- _What is needed_
In the material below, list every line carrying the string "комбинаций".

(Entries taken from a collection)
[BEGIN]

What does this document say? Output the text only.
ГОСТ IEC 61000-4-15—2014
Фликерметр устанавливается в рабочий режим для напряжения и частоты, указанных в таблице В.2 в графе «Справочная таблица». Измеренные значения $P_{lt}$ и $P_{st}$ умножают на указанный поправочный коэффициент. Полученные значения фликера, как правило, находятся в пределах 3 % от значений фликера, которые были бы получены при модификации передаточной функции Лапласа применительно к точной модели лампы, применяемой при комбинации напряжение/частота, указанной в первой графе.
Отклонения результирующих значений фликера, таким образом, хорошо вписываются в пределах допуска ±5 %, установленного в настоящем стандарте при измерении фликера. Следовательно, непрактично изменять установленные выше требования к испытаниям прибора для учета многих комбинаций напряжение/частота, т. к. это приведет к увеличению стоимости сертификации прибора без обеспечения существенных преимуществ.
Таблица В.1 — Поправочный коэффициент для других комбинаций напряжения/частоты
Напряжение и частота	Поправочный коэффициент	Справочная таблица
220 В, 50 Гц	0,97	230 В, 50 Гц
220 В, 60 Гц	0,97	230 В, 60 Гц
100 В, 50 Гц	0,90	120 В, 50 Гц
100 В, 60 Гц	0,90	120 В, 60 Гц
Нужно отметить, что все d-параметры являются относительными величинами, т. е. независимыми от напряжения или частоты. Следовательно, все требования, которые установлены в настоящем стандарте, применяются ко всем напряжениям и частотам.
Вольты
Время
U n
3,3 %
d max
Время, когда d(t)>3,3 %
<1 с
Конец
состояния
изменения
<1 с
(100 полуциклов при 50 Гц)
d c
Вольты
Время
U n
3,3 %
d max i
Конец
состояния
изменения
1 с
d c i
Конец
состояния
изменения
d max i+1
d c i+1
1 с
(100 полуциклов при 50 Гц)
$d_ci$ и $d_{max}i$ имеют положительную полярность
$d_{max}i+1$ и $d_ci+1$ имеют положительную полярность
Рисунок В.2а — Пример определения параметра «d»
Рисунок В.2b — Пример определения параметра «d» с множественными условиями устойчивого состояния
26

[END]

- _Solution_
Отклонения результирующих значений фликера, таким образом, хорошо вписываются в пределах допуска ±5 %, установленного в настоящем стандарте при измерении фликера. Следовательно, непрактично изменять установленные выше требования к испытаниям прибора для учета многих комбинаций напряжение/частота, т. к. это приведет к увеличению стоимости сертификации прибора без обеспечения существенных преимуществ.
Таблица В.1 — Поправочный коэффициент для других комбинаций напряжения/частоты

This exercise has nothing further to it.